--- Supplied material ---

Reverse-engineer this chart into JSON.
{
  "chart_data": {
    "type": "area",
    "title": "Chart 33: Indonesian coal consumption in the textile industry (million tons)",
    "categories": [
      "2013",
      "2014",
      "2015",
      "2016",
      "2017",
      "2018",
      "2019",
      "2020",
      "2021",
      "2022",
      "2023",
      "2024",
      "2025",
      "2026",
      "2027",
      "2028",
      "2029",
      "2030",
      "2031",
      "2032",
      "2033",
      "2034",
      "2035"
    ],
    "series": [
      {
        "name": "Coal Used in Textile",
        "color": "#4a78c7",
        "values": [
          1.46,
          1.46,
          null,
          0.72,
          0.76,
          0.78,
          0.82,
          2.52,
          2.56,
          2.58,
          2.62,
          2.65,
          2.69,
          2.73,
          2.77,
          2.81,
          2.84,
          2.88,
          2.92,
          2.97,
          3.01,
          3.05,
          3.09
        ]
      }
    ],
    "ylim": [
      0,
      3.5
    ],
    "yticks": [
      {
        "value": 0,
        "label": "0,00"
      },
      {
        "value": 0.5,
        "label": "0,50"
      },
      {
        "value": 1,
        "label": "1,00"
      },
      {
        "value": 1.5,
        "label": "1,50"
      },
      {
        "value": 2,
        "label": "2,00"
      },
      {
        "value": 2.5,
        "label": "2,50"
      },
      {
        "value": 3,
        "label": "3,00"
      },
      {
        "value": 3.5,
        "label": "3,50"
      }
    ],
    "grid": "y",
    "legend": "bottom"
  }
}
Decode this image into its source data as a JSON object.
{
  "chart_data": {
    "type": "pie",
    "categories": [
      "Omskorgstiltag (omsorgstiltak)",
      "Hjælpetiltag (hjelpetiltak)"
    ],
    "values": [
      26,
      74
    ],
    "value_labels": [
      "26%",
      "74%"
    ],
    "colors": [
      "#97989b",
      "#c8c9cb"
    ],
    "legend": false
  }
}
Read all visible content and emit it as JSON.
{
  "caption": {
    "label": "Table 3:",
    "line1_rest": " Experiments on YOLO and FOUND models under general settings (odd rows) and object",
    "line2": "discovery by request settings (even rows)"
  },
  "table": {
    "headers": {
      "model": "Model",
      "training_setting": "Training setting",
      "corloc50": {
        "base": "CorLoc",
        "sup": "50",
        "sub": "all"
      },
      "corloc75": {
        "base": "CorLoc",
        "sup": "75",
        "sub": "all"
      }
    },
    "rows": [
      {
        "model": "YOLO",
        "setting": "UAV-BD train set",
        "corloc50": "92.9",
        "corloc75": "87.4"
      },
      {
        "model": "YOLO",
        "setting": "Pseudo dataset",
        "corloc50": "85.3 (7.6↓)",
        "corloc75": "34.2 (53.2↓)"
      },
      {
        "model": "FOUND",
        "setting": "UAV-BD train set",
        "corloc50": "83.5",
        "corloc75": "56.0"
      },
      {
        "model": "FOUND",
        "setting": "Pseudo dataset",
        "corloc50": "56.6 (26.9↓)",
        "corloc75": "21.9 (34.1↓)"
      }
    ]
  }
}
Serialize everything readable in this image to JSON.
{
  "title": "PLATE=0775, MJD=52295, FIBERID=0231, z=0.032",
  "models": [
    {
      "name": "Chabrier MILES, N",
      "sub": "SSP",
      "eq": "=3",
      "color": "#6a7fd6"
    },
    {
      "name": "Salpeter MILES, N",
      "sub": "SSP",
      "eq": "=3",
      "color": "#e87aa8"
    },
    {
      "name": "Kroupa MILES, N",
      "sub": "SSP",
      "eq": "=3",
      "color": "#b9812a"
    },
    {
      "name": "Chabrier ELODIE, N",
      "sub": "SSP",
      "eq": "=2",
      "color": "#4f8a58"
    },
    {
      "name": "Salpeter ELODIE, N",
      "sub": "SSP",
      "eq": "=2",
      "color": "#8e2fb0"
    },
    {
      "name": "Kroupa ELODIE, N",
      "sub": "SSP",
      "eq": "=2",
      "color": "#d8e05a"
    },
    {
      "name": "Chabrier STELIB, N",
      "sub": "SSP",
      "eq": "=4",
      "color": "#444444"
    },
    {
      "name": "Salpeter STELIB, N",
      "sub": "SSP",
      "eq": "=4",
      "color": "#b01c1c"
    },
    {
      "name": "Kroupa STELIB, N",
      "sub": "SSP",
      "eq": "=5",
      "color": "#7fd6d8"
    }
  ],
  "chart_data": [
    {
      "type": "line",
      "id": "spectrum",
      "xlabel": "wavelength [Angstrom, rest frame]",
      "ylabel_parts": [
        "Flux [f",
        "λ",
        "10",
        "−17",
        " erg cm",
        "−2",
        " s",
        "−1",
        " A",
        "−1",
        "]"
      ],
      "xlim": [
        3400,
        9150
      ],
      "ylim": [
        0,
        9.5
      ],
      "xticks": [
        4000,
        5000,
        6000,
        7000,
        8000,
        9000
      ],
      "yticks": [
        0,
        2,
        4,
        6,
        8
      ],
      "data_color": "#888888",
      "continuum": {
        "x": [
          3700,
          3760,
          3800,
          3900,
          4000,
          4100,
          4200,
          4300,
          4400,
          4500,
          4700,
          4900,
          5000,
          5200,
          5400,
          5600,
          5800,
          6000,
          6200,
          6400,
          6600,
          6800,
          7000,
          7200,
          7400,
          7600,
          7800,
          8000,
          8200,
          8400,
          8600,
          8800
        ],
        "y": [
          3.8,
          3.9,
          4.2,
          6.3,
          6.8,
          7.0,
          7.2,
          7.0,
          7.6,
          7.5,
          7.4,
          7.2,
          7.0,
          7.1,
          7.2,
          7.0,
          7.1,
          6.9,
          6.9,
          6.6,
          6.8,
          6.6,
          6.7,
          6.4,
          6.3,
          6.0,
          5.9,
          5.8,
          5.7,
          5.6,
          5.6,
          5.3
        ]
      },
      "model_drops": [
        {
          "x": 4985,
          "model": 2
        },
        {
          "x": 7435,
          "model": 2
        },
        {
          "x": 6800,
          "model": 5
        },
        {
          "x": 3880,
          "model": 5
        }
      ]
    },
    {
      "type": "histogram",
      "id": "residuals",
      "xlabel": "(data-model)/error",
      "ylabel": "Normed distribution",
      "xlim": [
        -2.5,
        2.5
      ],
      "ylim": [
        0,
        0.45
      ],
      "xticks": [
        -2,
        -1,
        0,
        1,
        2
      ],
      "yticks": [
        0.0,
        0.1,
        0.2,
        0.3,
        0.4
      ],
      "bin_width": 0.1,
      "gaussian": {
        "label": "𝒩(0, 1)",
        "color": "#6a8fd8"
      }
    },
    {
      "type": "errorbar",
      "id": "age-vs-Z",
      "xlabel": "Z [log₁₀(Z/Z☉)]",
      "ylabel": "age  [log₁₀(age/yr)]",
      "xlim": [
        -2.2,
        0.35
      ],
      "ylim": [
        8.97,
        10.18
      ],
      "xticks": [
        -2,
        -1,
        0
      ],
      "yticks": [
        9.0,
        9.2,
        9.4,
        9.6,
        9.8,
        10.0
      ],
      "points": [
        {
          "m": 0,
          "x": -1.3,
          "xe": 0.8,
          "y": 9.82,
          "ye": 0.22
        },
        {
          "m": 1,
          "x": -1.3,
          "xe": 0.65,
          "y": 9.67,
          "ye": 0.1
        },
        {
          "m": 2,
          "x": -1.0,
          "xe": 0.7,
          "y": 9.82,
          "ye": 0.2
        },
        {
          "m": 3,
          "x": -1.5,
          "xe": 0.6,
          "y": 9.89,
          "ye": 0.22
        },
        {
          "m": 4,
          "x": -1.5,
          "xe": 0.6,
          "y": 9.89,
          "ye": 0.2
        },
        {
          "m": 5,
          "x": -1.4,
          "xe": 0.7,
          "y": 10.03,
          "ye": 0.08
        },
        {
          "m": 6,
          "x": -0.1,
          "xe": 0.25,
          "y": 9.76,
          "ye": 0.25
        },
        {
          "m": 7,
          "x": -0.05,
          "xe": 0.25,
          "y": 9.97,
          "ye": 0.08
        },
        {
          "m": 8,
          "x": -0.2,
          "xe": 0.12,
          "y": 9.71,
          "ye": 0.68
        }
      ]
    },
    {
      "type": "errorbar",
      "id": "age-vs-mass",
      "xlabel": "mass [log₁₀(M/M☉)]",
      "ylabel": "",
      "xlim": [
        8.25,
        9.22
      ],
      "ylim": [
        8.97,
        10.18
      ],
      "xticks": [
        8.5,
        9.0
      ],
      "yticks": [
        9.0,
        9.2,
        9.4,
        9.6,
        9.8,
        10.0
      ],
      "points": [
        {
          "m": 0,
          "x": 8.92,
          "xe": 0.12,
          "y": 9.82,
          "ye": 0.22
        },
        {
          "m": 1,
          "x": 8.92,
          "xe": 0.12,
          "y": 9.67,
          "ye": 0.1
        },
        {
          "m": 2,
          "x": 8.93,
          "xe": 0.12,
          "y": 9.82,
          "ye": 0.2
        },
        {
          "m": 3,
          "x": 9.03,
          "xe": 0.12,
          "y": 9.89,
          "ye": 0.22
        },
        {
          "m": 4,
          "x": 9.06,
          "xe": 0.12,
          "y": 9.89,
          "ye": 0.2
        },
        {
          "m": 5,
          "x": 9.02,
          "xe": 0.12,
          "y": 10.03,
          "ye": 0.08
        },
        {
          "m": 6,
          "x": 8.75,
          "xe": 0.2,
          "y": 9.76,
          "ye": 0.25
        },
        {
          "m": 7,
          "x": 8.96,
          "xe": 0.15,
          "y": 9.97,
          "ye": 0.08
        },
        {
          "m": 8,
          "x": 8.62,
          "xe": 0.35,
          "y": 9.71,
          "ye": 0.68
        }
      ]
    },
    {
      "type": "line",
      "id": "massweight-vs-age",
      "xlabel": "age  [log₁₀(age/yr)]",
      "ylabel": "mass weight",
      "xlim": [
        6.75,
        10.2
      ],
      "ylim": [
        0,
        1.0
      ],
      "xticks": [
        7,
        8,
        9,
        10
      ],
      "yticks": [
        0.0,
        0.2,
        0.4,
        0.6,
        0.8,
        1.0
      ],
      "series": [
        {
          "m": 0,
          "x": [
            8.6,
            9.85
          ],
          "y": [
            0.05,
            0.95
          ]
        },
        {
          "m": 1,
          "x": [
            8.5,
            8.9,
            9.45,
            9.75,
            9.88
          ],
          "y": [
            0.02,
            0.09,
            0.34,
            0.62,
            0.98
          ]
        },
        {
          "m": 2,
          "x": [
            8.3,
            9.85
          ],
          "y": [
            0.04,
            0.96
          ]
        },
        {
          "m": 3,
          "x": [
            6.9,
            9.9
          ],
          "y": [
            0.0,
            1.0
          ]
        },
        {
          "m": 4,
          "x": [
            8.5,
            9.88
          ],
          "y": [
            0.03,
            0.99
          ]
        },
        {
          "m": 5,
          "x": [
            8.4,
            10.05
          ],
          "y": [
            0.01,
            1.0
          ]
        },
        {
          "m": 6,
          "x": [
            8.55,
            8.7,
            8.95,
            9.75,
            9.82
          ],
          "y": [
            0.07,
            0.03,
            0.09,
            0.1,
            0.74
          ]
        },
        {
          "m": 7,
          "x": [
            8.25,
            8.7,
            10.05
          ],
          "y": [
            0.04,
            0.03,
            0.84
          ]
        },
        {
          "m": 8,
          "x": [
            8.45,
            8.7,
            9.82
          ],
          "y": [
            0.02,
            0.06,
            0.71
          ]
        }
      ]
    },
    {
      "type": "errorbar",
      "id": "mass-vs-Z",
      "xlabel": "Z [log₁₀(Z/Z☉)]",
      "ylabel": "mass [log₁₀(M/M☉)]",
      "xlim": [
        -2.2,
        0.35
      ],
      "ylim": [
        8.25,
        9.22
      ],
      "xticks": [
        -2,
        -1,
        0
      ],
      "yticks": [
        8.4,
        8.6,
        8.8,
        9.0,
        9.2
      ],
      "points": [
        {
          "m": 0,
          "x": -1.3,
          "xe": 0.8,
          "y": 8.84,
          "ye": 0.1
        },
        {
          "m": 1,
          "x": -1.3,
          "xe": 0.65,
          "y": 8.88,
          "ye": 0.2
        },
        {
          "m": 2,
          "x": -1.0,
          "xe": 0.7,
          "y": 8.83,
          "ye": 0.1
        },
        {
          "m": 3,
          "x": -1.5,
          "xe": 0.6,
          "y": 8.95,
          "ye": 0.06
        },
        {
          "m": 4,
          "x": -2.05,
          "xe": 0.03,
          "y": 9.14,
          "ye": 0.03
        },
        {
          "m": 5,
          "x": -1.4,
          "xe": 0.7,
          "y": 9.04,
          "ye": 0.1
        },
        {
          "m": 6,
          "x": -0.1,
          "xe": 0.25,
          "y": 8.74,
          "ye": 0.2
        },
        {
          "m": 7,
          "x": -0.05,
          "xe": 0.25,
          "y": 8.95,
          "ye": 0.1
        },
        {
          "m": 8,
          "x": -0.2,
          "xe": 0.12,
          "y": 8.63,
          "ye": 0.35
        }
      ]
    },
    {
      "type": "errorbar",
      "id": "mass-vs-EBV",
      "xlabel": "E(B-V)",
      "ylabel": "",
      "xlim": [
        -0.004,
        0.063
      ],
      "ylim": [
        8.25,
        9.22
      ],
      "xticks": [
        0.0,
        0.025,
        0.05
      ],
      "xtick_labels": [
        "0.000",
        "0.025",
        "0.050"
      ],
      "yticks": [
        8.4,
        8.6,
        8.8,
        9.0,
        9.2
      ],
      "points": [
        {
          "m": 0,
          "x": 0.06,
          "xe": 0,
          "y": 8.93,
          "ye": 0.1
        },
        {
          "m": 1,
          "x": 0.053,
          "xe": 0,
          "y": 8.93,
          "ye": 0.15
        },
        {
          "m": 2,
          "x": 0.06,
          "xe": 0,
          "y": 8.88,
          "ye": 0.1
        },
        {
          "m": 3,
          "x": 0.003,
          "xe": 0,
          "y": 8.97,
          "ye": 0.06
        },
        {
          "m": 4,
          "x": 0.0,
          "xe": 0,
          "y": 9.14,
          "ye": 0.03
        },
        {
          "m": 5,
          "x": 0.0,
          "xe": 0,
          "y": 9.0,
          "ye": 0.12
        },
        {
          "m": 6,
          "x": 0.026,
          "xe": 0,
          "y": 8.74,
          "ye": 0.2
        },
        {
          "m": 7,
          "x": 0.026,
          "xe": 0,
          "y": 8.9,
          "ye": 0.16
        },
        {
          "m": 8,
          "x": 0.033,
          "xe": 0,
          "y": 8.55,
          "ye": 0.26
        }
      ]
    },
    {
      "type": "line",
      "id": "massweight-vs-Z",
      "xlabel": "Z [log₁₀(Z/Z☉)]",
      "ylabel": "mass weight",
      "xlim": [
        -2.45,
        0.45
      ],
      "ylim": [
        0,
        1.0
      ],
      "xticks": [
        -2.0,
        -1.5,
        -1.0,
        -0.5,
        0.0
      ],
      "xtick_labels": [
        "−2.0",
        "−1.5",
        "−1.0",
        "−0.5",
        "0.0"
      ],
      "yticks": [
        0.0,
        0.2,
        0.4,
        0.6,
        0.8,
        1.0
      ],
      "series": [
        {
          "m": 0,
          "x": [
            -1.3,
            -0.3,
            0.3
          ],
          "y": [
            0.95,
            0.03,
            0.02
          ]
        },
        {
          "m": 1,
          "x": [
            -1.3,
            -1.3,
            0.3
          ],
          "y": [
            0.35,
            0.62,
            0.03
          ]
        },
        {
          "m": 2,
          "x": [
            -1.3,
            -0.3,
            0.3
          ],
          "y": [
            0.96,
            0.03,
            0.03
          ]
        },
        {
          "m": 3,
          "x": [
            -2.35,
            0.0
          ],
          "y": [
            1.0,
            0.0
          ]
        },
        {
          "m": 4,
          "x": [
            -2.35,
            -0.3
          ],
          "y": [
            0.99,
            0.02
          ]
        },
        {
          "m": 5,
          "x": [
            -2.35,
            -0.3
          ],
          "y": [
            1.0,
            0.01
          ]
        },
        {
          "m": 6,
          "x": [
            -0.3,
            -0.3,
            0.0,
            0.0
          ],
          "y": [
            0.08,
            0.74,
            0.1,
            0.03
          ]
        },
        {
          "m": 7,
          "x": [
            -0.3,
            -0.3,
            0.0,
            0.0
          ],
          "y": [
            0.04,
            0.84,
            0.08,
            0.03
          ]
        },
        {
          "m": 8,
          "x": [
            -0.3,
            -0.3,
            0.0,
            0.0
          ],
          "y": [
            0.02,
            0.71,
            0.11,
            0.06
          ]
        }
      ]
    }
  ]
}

---

● Task to complete:
Copy out all lines above that include the string "into".

● Exercise answer:
Reverse-engineer this chart into JSON.
Decode this image into its source data as a JSON object.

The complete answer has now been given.